Request
Give only the number of lines that include the string "Track".

:: Exercise materials

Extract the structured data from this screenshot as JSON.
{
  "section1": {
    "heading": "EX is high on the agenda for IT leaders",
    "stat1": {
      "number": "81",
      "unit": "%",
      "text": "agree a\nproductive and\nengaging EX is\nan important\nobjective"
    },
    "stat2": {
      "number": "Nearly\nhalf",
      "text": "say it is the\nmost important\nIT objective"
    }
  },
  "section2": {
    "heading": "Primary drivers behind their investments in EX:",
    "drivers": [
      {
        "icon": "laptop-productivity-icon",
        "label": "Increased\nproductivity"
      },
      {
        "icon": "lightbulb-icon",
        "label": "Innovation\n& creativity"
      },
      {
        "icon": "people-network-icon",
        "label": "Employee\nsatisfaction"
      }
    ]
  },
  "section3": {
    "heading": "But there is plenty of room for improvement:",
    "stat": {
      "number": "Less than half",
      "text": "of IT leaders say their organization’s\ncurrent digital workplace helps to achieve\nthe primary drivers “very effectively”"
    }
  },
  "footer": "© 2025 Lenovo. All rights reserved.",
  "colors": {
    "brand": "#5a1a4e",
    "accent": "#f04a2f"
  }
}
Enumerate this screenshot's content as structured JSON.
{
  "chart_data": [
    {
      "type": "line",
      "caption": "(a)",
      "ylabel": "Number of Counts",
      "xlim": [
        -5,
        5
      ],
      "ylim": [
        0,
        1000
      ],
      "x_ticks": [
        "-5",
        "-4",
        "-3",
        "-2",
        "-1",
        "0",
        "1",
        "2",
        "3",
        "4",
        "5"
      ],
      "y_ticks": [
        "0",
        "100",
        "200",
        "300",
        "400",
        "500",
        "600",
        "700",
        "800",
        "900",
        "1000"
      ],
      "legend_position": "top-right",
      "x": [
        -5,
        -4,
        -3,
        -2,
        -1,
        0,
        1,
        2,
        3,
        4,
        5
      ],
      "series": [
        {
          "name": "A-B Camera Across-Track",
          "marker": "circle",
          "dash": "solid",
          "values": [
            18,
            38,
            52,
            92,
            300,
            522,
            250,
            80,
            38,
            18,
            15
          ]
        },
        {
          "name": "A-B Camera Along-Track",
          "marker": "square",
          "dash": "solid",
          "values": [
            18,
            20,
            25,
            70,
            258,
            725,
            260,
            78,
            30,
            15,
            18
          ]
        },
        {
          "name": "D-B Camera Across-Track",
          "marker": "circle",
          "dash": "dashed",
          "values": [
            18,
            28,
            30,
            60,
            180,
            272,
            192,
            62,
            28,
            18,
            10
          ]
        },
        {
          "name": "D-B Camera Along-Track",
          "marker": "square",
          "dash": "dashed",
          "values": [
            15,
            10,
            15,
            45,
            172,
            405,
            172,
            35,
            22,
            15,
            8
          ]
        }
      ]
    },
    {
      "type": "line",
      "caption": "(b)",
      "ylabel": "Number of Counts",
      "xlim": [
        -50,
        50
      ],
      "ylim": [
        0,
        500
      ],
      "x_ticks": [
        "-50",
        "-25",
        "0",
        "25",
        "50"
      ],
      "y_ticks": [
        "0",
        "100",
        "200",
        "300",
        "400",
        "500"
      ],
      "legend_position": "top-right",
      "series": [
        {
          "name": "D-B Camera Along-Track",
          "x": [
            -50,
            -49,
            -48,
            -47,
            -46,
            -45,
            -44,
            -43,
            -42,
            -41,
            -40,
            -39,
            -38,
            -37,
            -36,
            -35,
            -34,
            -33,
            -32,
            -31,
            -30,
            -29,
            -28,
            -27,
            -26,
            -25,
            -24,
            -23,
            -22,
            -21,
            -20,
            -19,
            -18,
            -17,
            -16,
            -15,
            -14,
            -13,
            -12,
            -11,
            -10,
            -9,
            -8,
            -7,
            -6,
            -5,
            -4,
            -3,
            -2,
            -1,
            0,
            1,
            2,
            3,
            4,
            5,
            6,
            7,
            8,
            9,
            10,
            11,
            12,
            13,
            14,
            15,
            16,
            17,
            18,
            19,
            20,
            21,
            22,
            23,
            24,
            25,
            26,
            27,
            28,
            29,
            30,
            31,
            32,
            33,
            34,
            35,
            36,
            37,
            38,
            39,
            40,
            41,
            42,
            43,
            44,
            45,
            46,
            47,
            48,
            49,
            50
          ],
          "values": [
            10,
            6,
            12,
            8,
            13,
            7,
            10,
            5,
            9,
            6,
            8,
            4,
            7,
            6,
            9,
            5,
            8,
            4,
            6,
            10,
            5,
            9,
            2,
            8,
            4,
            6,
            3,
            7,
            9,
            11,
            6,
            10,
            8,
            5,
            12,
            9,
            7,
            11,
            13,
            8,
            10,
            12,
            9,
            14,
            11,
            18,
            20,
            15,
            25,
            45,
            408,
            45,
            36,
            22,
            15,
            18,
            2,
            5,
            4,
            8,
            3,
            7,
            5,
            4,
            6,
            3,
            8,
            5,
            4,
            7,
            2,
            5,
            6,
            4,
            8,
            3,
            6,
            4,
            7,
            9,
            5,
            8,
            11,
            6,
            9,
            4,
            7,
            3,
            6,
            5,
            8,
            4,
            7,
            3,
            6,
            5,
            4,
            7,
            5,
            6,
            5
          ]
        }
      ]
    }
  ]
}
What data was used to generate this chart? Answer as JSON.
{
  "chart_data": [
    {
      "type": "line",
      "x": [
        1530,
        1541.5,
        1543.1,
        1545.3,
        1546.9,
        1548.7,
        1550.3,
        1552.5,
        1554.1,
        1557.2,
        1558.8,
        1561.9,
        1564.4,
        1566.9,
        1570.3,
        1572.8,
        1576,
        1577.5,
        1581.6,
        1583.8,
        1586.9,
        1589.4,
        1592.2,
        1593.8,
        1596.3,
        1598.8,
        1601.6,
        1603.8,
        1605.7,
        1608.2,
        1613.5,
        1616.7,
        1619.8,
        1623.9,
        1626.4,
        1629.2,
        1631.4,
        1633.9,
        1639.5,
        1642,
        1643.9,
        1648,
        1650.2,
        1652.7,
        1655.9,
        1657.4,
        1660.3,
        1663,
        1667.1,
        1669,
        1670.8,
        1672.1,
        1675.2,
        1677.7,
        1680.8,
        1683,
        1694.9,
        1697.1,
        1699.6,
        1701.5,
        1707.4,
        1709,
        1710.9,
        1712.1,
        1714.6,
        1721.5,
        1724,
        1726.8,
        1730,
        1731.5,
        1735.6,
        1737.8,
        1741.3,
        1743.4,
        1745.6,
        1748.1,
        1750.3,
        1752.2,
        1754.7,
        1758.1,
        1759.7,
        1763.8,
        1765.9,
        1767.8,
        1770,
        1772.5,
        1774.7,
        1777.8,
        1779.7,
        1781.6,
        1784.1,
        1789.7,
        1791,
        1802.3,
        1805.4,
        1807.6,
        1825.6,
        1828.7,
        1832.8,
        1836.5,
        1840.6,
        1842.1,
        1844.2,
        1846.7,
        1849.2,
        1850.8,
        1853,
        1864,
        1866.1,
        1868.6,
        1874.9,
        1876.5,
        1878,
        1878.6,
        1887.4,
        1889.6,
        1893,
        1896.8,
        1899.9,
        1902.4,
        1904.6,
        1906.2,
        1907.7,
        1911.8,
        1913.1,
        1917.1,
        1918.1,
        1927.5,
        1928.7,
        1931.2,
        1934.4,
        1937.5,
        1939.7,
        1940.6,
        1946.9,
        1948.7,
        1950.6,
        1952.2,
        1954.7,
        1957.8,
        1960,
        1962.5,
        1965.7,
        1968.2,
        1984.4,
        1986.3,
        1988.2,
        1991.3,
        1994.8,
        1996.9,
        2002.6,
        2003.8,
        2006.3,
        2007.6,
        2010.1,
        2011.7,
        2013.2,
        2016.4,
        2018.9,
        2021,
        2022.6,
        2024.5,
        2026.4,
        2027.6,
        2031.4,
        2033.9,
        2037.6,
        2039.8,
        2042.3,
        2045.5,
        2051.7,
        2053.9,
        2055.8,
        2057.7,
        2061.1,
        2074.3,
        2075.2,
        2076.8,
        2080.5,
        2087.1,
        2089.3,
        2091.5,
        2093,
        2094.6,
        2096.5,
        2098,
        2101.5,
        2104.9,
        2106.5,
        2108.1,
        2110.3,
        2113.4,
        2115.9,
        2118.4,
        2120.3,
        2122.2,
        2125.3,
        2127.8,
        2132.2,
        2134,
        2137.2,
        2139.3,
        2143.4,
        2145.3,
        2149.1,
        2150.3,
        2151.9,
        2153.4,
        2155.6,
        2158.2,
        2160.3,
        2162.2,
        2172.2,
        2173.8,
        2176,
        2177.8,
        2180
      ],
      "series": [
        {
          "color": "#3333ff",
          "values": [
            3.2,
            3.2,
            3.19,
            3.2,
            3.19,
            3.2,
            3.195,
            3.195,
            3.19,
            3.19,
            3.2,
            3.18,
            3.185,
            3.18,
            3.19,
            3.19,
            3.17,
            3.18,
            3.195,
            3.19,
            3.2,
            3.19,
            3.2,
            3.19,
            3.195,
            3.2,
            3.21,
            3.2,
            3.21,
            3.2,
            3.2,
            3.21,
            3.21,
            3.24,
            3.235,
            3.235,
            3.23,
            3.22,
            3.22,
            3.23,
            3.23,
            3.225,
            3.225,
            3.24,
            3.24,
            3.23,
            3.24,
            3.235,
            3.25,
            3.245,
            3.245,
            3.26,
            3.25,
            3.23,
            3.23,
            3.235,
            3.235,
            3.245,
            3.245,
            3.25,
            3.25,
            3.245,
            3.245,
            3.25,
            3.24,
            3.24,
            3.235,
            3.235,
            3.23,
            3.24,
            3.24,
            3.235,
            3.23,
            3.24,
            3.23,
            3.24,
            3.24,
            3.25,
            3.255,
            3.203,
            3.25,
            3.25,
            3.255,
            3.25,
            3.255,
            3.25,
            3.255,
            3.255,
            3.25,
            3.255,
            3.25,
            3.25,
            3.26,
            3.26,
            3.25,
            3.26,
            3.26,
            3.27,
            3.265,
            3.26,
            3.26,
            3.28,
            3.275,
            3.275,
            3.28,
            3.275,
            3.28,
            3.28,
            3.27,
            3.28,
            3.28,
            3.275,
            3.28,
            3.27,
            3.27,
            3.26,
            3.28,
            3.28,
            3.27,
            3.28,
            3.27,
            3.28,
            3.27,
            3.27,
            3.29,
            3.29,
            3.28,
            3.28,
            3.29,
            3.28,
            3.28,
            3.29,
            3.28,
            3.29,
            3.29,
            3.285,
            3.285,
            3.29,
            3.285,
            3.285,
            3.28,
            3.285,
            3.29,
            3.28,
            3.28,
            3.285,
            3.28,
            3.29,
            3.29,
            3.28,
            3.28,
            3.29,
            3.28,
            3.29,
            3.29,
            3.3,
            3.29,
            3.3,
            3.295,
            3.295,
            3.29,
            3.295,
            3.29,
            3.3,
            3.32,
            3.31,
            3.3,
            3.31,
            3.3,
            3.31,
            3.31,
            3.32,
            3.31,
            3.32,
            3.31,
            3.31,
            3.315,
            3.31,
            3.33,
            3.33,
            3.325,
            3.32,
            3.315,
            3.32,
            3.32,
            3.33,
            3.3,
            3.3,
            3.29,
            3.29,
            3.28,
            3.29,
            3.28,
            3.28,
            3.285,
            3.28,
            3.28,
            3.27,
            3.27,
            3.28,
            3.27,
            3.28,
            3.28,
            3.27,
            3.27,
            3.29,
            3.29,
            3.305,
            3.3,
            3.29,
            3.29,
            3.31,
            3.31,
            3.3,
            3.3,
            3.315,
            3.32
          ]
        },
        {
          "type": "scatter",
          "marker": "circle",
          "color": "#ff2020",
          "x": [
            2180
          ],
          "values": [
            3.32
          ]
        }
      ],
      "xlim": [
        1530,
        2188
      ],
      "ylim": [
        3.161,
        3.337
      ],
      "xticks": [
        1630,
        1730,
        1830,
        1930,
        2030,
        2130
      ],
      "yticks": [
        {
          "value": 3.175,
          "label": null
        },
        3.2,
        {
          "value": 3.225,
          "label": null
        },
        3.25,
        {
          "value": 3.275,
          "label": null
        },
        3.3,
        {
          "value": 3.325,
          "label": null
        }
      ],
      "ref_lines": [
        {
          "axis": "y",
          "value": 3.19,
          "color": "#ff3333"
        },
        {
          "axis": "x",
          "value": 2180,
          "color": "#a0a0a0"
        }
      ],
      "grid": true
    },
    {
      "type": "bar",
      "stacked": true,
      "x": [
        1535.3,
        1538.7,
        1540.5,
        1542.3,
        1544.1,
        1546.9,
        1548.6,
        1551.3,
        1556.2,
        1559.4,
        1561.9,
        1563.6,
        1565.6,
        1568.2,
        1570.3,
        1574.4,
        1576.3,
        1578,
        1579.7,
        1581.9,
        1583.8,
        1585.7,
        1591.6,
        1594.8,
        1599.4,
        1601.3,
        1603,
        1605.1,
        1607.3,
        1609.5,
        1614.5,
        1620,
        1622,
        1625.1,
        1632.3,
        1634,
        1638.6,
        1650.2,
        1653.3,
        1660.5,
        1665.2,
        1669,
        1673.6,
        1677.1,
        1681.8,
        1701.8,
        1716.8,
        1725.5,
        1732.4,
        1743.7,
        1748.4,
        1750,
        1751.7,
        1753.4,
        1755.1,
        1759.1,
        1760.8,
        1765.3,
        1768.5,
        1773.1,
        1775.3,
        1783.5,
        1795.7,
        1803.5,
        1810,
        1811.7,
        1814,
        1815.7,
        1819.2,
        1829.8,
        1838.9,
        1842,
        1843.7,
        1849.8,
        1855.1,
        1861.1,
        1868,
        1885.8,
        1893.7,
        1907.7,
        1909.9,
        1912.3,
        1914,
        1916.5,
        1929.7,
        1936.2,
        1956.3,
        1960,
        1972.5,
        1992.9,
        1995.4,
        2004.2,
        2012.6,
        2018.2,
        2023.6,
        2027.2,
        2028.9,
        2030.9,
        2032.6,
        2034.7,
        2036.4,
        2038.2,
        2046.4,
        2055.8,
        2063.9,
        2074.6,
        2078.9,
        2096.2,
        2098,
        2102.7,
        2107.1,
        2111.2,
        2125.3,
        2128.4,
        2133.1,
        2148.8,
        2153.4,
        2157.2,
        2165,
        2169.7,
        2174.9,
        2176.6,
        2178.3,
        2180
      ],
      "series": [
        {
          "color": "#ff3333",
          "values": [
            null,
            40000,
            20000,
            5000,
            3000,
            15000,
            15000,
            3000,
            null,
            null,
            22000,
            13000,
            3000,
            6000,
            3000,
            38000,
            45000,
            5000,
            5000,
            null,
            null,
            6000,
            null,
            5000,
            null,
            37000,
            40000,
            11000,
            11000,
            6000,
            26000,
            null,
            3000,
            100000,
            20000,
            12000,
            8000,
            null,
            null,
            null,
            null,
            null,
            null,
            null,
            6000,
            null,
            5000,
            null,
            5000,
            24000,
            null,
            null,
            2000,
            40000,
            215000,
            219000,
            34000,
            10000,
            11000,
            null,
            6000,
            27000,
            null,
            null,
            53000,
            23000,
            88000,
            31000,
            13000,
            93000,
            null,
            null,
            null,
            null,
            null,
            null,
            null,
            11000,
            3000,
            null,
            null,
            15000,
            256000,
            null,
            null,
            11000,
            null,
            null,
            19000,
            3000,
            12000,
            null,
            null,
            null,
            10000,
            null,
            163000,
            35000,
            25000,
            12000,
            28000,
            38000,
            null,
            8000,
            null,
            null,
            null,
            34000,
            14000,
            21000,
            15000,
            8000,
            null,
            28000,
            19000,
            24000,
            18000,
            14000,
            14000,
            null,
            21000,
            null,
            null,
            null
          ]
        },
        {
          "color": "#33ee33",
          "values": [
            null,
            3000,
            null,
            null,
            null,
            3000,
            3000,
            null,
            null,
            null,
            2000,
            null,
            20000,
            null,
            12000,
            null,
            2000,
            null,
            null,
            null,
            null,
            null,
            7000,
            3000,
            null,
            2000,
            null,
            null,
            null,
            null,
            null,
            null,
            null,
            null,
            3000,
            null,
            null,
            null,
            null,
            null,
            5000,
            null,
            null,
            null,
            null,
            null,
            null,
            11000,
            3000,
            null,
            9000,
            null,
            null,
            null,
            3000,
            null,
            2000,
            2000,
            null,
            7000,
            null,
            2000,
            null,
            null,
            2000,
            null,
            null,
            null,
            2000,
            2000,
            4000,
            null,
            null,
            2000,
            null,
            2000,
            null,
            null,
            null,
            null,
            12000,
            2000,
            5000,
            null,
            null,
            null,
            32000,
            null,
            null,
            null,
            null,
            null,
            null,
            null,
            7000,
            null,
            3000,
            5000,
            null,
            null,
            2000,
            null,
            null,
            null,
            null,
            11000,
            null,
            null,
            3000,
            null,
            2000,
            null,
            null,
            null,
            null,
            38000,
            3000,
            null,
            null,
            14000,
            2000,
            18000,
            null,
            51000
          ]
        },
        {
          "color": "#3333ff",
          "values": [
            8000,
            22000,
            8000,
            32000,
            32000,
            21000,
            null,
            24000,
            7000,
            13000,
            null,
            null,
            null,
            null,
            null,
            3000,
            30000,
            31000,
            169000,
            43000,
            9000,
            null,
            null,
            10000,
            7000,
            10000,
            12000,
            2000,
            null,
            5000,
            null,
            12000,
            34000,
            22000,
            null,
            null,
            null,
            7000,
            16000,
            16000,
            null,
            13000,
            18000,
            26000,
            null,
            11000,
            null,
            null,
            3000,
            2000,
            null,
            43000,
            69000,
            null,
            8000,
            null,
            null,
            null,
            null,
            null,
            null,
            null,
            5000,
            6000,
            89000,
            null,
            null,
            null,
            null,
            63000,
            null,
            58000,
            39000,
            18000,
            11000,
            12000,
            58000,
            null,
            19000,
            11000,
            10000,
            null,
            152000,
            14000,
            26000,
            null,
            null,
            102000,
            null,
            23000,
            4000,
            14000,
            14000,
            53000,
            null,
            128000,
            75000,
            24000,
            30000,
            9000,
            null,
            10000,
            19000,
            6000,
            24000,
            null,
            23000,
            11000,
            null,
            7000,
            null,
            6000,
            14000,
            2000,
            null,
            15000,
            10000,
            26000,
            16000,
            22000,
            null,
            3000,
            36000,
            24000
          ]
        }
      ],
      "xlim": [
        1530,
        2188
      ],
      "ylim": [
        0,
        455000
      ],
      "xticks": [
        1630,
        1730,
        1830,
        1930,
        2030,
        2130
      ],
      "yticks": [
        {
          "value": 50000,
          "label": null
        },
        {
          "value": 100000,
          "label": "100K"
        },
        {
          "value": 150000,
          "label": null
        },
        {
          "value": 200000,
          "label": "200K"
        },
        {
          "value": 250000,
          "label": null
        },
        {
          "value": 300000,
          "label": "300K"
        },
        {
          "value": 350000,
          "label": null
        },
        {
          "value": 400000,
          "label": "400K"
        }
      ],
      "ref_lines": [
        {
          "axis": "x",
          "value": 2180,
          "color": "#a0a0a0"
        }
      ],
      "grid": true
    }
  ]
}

::::

Full solution
5